# [Problem to solve]
How many lines in the records below contain the string "internet"? Reply with the number alone.

[Region boundary data]
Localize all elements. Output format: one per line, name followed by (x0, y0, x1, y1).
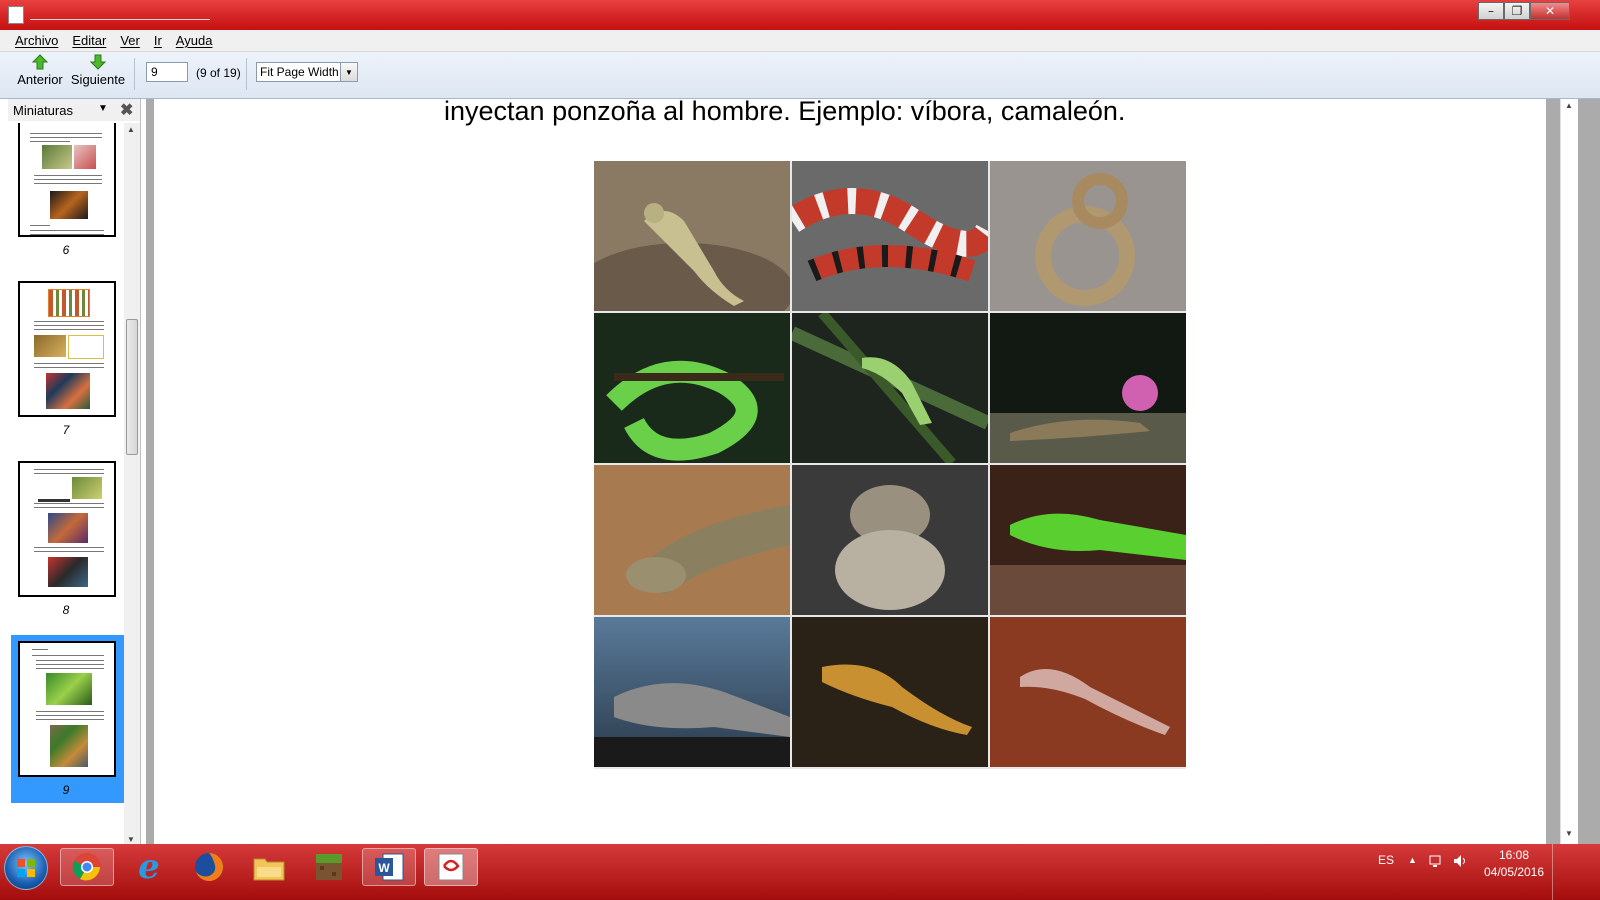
thumbnail-page-9[interactable] (18, 641, 116, 777)
close-icon[interactable]: ✖ (120, 100, 133, 120)
show-desktop-button[interactable] (1554, 844, 1600, 900)
chrome-icon (72, 853, 101, 881)
scroll-down-icon[interactable]: ▼ (127, 835, 135, 844)
clock-date[interactable]: 04/05/2016 (1478, 865, 1550, 879)
toolbar-separator (134, 58, 135, 90)
taskbar-firefox[interactable] (182, 848, 236, 886)
windows-start-button[interactable] (4, 846, 48, 890)
page-number-input[interactable]: 9 (146, 62, 188, 82)
photo-milk-snake (792, 161, 988, 311)
photo-anole-dewlap (990, 313, 1186, 463)
scrollbar-thumb[interactable] (126, 319, 138, 455)
scroll-down-icon[interactable]: ▼ (1565, 829, 1573, 838)
volume-icon[interactable] (1452, 853, 1468, 872)
taskbar: e W ES ▲ 16:08 04/05/2016 (0, 844, 1600, 900)
menu-ver[interactable]: Ver (113, 33, 147, 48)
previous-page-button[interactable]: Anterior (12, 54, 68, 96)
next-page-label: Siguiente (70, 72, 126, 87)
thumbnail-page-8[interactable] (18, 461, 116, 597)
thumbnail-sidebar: Miniaturas ▼ ✖ 6 7 8 9 ▲ ▼ (8, 99, 141, 860)
reptile-photo-grid (594, 161, 1186, 769)
menu-ayuda[interactable]: Ayuda (169, 33, 220, 48)
word-icon: W (375, 853, 404, 881)
window-title (30, 19, 210, 20)
arrow-up-icon (32, 54, 48, 70)
menu-editar[interactable]: Editar (65, 33, 113, 48)
taskbar-pdf-reader[interactable] (424, 848, 478, 886)
next-page-button[interactable]: Siguiente (70, 54, 126, 96)
svg-text:W: W (378, 861, 390, 875)
menu-bar: Archivo Editar Ver Ir Ayuda (0, 30, 1600, 52)
firefox-icon (195, 852, 224, 881)
app-icon (8, 6, 24, 24)
windows-logo-icon (17, 859, 35, 877)
taskbar-file-explorer[interactable] (242, 848, 296, 886)
show-desktop-divider (1552, 844, 1553, 900)
photo-green-anole (990, 465, 1186, 615)
toolbar: Anterior Siguiente 9 (9 of 19) Fit Page … (0, 52, 1600, 99)
toolbar-separator (246, 58, 247, 90)
thumbnail-label-9: 9 (62, 783, 70, 797)
network-icon[interactable] (1428, 853, 1444, 872)
document-viewer: inyectan ponzoña al hombre. Ejemplo: víb… (146, 99, 1600, 844)
show-hidden-icons-icon[interactable]: ▲ (1408, 855, 1417, 865)
folder-icon (253, 858, 285, 881)
taskbar-word[interactable]: W (362, 848, 416, 886)
sidebar-scrollbar[interactable]: ▲ ▼ (124, 123, 140, 848)
photo-spiny-lizard (792, 465, 988, 615)
taskbar-internet-explorer[interactable]: e (122, 847, 176, 887)
maximize-button[interactable]: ❐ (1504, 2, 1530, 20)
sidebar-header: Miniaturas ▼ ✖ (8, 99, 140, 121)
thumbnail-list: 6 7 8 9 (8, 123, 124, 848)
thumbnail-label-8: 8 (62, 603, 70, 617)
menu-archivo[interactable]: Archivo (8, 33, 65, 48)
page-count: (9 of 19) (196, 66, 241, 80)
thumbnail-page-6[interactable] (18, 123, 116, 237)
sidebar-title: Miniaturas (13, 102, 73, 118)
photo-gecko (990, 617, 1186, 767)
zoom-value: Fit Page Width (260, 65, 339, 79)
zoom-select[interactable]: Fit Page Width ▼ (256, 62, 358, 82)
chevron-down-icon[interactable]: ▼ (98, 103, 108, 114)
photo-green-viper (594, 313, 790, 463)
menu-ir[interactable]: Ir (147, 33, 169, 48)
scroll-up-icon[interactable]: ▲ (1565, 101, 1573, 110)
internet-explorer-icon: e (138, 847, 160, 887)
arrow-down-icon (90, 54, 106, 70)
taskbar-minecraft[interactable] (302, 848, 356, 886)
document-page: inyectan ponzoña al hombre. Ejemplo: víb… (154, 99, 1546, 844)
scroll-up-icon[interactable]: ▲ (127, 125, 135, 134)
thumbnail-label-6: 6 (62, 243, 70, 257)
photo-alligator-lizard (594, 465, 790, 615)
minecraft-icon (316, 854, 342, 880)
clock-time[interactable]: 16:08 (1482, 848, 1546, 862)
document-text: inyectan ponzoña al hombre. Ejemplo: víb… (444, 99, 1126, 126)
thumbnail-label-7: 7 (62, 423, 70, 437)
document-scrollbar[interactable]: ▲ ▼ (1560, 99, 1578, 844)
photo-chameleon-on-leaf (792, 313, 988, 463)
language-indicator[interactable]: ES (1378, 853, 1394, 867)
photo-salamander (792, 617, 988, 767)
thumbnail-page-7[interactable] (18, 281, 116, 417)
photo-iguana (594, 617, 790, 767)
pdf-reader-icon (438, 853, 464, 881)
taskbar-chrome[interactable] (60, 848, 114, 886)
window-title-bar: – ❐ ✕ (0, 0, 1600, 30)
minimize-button[interactable]: – (1478, 2, 1504, 20)
photo-coiled-rattlesnake (990, 161, 1186, 311)
close-button[interactable]: ✕ (1530, 2, 1570, 20)
chevron-down-icon[interactable]: ▼ (340, 63, 357, 81)
previous-page-label: Anterior (17, 72, 63, 87)
photo-lizard-on-rock (594, 161, 790, 311)
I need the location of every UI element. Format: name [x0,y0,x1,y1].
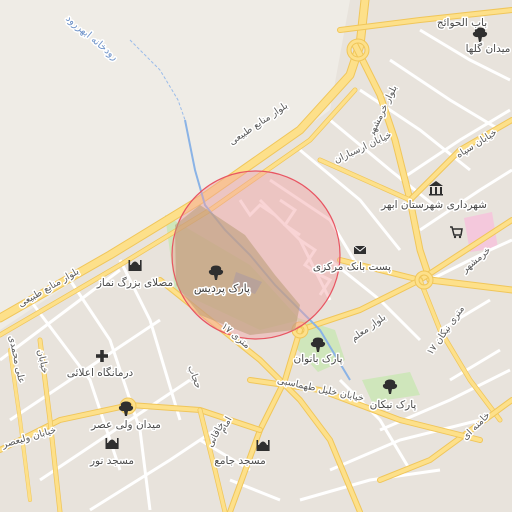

# [Full solution]
2